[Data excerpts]
— begin —
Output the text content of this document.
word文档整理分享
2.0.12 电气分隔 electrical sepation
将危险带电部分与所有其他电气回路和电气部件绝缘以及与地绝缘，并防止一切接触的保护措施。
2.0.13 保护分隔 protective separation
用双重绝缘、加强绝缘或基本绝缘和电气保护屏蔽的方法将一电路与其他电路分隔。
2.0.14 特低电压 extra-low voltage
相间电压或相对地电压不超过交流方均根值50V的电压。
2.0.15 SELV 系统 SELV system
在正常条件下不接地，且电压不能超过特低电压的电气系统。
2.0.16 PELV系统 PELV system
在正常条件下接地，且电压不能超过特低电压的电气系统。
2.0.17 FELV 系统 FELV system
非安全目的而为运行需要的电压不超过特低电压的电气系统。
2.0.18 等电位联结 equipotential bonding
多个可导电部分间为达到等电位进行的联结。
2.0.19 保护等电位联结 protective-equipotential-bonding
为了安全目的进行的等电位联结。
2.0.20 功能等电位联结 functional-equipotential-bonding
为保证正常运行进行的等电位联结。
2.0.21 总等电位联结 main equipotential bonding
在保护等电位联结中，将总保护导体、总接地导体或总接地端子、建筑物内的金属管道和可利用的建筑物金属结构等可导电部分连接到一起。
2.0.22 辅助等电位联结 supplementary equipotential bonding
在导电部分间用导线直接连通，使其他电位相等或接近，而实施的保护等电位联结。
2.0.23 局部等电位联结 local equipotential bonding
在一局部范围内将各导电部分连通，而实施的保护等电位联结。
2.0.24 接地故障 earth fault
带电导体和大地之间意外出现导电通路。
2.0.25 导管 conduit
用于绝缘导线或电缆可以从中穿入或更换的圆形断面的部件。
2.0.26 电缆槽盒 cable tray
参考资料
— end —
▶ [REQUIREMENT] The records above need to be transcribed in full. Keep every character unchanged.

▶ [CORRECT ANSWER]
Output the text content of this document.
word文档整理分享
2.0.12 电气分隔 electrical sepation
将危险带电部分与所有其他电气回路和电气部件绝缘以及与地绝缘，并防止一切接触的保护措施。
2.0.13 保护分隔 protective separation
用双重绝缘、加强绝缘或基本绝缘和电气保护屏蔽的方法将一电路与其他电路分隔。
2.0.14 特低电压 extra-low voltage
相间电压或相对地电压不超过交流方均根值50V的电压。
2.0.15 SELV 系统 SELV system
在正常条件下不接地，且电压不能超过特低电压的电气系统。
2.0.16 PELV系统 PELV system
在正常条件下接地，且电压不能超过特低电压的电气系统。
2.0.17 FELV 系统 FELV system
非安全目的而为运行需要的电压不超过特低电压的电气系统。
2.0.18 等电位联结 equipotential bonding
多个可导电部分间为达到等电位进行的联结。
2.0.19 保护等电位联结 protective-equipotential-bonding
为了安全目的进行的等电位联结。
2.0.20 功能等电位联结 functional-equipotential-bonding
为保证正常运行进行的等电位联结。
2.0.21 总等电位联结 main equipotential bonding
在保护等电位联结中，将总保护导体、总接地导体或总接地端子、建筑物内的金属管道和可利用的建筑物金属结构等可导电部分连接到一起。
2.0.22 辅助等电位联结 supplementary equipotential bonding
在导电部分间用导线直接连通，使其他电位相等或接近，而实施的保护等电位联结。
2.0.23 局部等电位联结 local equipotential bonding
在一局部范围内将各导电部分连通，而实施的保护等电位联结。
2.0.24 接地故障 earth fault
带电导体和大地之间意外出现导电通路。
2.0.25 导管 conduit
用于绝缘导线或电缆可以从中穿入或更换的圆形断面的部件。
2.0.26 电缆槽盒 cable tray
参考资料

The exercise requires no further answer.